▸ List of tasks
A. In two sentences, summarize the forum post on timber thinning.
B. Reproduce the forum post on timber thinning from "The timber is" up to and including "of the timber.".

▸ Passage given

-- begin --

# Forestry: Thinning operation at the farm



## GFC Firefighter (Jul 15, 2010)

Howdy everyone. This is the user DocHolliday. Lost my password and can't get it back. But since I've been gone I have gotten the timber company I work for to send one of their crews out to thin our timber.

The timber is around 14 years old and the tract acreage is 60+/-. Mostly Slash pine with some Loblolly pine here and there. Most of the wood is pulpwood. We are also having a little older tract of timber on the same timber tract thinned as well. It consist of pulpwood and chip n saw.

We are doing 4th row thinning. 4th row thinning is where they will cut out the 4th row of timber. For example, for those who do not know anything about timber, if you have planted timber in rows in lines, side by side, you will count 1 row, 2 row, 3 row, and the 4th row. The loggers will then cut the 4th row. Same with the rest of the timber.

There are also many type of thinning but the common thinnings are, "Select thinning"; (the landowner/company chooses which kind of timber they cut as in Pine, Hardwood, etc or what type as in pulpwood, chip n saw, saw timber, piling, and poles, and "5th row thinning"; (will be like 4th row thinning but the 5th row instead).

-- end --

▸ Raw records

-- begin --

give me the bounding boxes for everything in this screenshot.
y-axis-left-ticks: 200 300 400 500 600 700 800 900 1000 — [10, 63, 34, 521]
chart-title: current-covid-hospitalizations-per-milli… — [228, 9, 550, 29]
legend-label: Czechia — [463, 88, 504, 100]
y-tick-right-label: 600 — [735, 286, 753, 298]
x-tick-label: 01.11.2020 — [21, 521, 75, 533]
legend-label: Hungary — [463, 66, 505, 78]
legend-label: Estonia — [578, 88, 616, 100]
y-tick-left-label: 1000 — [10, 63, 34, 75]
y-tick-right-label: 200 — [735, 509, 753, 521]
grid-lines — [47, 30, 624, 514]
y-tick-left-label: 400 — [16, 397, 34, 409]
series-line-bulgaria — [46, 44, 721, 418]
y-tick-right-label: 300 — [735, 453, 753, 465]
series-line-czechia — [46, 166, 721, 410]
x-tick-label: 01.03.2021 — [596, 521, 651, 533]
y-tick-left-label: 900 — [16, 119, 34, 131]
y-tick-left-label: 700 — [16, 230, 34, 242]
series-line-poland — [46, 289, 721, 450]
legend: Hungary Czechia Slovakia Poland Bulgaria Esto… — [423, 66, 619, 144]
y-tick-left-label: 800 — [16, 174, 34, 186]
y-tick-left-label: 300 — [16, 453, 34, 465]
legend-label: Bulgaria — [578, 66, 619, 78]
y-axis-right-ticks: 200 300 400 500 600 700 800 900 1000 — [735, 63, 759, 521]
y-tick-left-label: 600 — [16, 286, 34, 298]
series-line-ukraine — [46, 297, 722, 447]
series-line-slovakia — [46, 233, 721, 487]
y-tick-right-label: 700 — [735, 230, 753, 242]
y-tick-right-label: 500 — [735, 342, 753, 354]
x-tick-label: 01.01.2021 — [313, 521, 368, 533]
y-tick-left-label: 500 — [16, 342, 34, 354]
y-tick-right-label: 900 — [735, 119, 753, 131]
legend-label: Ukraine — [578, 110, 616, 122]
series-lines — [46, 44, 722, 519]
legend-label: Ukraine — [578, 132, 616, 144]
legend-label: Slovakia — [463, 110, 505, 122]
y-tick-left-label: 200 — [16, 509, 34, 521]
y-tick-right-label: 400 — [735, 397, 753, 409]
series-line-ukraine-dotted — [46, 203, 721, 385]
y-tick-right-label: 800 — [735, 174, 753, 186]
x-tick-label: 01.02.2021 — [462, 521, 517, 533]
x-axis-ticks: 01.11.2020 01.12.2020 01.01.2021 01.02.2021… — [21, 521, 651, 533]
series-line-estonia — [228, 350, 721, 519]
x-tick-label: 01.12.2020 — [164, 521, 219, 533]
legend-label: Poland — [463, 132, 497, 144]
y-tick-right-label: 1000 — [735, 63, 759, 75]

-- end --

▸ Answer set
A. A crew from the timber company the poster works for is thinning a tract of about 60 acres of roughly 14-year-old timber, mostly slash pine pulpwood, along with an older stand of pulpwood and chip n saw on the same tract. The job is 4th row thinning, which cuts out every fourth planted row, and the post names select thinning and 5th row thinning as other common types.

B.
The timber is around 14 years old and the tract acreage is 60+/-. Mostly Slash pine with some Loblolly pine here and there. Most of the wood is pulpwood. We are also having a little older tract of timber on the same timber tract thinned as well. It consist of pulpwood and chip n saw.

We are doing 4th row thinning. 4th row thinning is where they will cut out the 4th row of timber. For example, for those who do not know anything about timber, if you have planted timber in rows in lines, side by side, you will count 1 row, 2 row, 3 row, and the 4th row. The loggers will then cut the 4th row. Same with the rest of the timber.